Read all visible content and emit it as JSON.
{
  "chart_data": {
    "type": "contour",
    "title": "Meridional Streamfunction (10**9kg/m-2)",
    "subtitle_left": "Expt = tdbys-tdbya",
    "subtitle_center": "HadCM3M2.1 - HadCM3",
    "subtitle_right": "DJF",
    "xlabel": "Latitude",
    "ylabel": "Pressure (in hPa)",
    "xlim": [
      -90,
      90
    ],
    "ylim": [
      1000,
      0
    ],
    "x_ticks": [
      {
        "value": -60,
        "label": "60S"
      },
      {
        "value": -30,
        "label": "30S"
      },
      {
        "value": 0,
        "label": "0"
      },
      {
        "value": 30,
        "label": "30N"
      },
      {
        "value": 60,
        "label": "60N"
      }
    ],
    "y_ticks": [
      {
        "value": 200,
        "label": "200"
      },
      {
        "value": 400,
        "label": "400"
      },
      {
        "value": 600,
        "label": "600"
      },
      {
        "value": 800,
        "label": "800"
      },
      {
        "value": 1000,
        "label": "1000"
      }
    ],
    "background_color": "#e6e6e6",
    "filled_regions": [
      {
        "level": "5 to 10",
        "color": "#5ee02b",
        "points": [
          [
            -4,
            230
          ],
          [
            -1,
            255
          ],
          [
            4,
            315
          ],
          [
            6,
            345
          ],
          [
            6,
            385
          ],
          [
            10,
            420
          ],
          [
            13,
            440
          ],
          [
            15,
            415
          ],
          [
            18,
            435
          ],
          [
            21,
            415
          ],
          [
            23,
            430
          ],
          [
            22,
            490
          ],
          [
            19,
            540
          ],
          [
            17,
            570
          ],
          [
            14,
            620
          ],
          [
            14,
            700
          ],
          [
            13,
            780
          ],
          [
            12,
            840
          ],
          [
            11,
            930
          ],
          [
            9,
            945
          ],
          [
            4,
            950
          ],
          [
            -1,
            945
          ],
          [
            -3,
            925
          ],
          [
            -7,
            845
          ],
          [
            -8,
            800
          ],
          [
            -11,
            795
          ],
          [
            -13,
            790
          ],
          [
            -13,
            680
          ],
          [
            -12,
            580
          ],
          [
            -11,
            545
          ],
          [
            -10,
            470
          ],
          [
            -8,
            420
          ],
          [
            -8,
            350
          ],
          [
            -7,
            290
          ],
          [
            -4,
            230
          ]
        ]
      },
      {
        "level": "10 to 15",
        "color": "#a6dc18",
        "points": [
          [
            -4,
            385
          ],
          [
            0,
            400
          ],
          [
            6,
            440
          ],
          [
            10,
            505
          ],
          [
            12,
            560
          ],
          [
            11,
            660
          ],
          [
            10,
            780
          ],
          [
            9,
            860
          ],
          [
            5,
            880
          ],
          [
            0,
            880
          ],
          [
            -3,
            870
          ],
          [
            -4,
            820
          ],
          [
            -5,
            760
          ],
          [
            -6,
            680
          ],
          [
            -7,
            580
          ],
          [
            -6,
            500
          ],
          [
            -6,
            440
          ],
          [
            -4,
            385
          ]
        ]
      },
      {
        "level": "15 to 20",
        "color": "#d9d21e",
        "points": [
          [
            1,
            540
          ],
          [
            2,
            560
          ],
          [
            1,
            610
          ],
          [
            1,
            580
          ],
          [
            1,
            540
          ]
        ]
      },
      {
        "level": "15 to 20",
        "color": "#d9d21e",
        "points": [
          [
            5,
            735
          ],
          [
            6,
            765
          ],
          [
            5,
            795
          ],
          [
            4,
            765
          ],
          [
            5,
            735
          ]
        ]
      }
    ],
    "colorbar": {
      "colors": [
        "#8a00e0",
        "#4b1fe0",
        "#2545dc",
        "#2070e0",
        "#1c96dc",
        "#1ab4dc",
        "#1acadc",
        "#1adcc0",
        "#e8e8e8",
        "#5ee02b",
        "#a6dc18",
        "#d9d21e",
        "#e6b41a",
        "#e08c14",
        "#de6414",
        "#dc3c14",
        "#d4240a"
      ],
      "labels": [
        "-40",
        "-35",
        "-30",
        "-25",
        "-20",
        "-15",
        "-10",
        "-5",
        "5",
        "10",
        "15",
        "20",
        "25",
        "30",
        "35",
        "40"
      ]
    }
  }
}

Exercise description: Repeat the records above in full, character for character.

Solution for this problem:
Read all visible content and emit it as JSON.
{
  "chart_data": {
    "type": "contour",
    "title": "Meridional Streamfunction (10**9kg/m-2)",
    "subtitle_left": "Expt = tdbys-tdbya",
    "subtitle_center": "HadCM3M2.1 - HadCM3",
    "subtitle_right": "DJF",
    "xlabel": "Latitude",
    "ylabel": "Pressure (in hPa)",
    "xlim": [
      -90,
      90
    ],
    "ylim": [
      1000,
      0
    ],
    "x_ticks": [
      {
        "value": -60,
        "label": "60S"
      },
      {
        "value": -30,
        "label": "30S"
      },
      {
        "value": 0,
        "label": "0"
      },
      {
        "value": 30,
        "label": "30N"
      },
      {
        "value": 60,
        "label": "60N"
      }
    ],
    "y_ticks": [
      {
        "value": 200,
        "label": "200"
      },
      {
        "value": 400,
        "label": "400"
      },
      {
        "value": 600,
        "label": "600"
      },
      {
        "value": 800,
        "label": "800"
      },
      {
        "value": 1000,
        "label": "1000"
      }
    ],
    "background_color": "#e6e6e6",
    "filled_regions": [
      {
        "level": "5 to 10",
        "color": "#5ee02b",
        "points": [
          [
            -4,
            230
          ],
          [
            -1,
            255
          ],
          [
            4,
            315
          ],
          [
            6,
            345
          ],
          [
            6,
            385
          ],
          [
            10,
            420
          ],
          [
            13,
            440
          ],
          [
            15,
            415
          ],
          [
            18,
            435
          ],
          [
            21,
            415
          ],
          [
            23,
            430
          ],
          [
            22,
            490
          ],
          [
            19,
            540
          ],
          [
            17,
            570
          ],
          [
            14,
            620
          ],
          [
            14,
            700
          ],
          [
            13,
            780
          ],
          [
            12,
            840
          ],
          [
            11,
            930
          ],
          [
            9,
            945
          ],
          [
            4,
            950
          ],
          [
            -1,
            945
          ],
          [
            -3,
            925
          ],
          [
            -7,
            845
          ],
          [
            -8,
            800
          ],
          [
            -11,
            795
          ],
          [
            -13,
            790
          ],
          [
            -13,
            680
          ],
          [
            -12,
            580
          ],
          [
            -11,
            545
          ],
          [
            -10,
            470
          ],
          [
            -8,
            420
          ],
          [
            -8,
            350
          ],
          [
            -7,
            290
          ],
          [
            -4,
            230
          ]
        ]
      },
      {
        "level": "10 to 15",
        "color": "#a6dc18",
        "points": [
          [
            -4,
            385
          ],
          [
            0,
            400
          ],
          [
            6,
            440
          ],
          [
            10,
            505
          ],
          [
            12,
            560
          ],
          [
            11,
            660
          ],
          [
            10,
            780
          ],
          [
            9,
            860
          ],
          [
            5,
            880
          ],
          [
            0,
            880
          ],
          [
            -3,
            870
          ],
          [
            -4,
            820
          ],
          [
            -5,
            760
          ],
          [
            -6,
            680
          ],
          [
            -7,
            580
          ],
          [
            -6,
            500
          ],
          [
            -6,
            440
          ],
          [
            -4,
            385
          ]
        ]
      },
      {
        "level": "15 to 20",
        "color": "#d9d21e",
        "points": [
          [
            1,
            540
          ],
          [
            2,
            560
          ],
          [
            1,
            610
          ],
          [
            1,
            580
          ],
          [
            1,
            540
          ]
        ]
      },
      {
        "level": "15 to 20",
        "color": "#d9d21e",
        "points": [
          [
            5,
            735
          ],
          [
            6,
            765
          ],
          [
            5,
            795
          ],
          [
            4,
            765
          ],
          [
            5,
            735
          ]
        ]
      }
    ],
    "colorbar": {
      "colors": [
        "#8a00e0",
        "#4b1fe0",
        "#2545dc",
        "#2070e0",
        "#1c96dc",
        "#1ab4dc",
        "#1acadc",
        "#1adcc0",
        "#e8e8e8",
        "#5ee02b",
        "#a6dc18",
        "#d9d21e",
        "#e6b41a",
        "#e08c14",
        "#de6414",
        "#dc3c14",
        "#d4240a"
      ],
      "labels": [
        "-40",
        "-35",
        "-30",
        "-25",
        "-20",
        "-15",
        "-10",
        "-5",
        "5",
        "10",
        "15",
        "20",
        "25",
        "30",
        "35",
        "40"
      ]
    }
  }
}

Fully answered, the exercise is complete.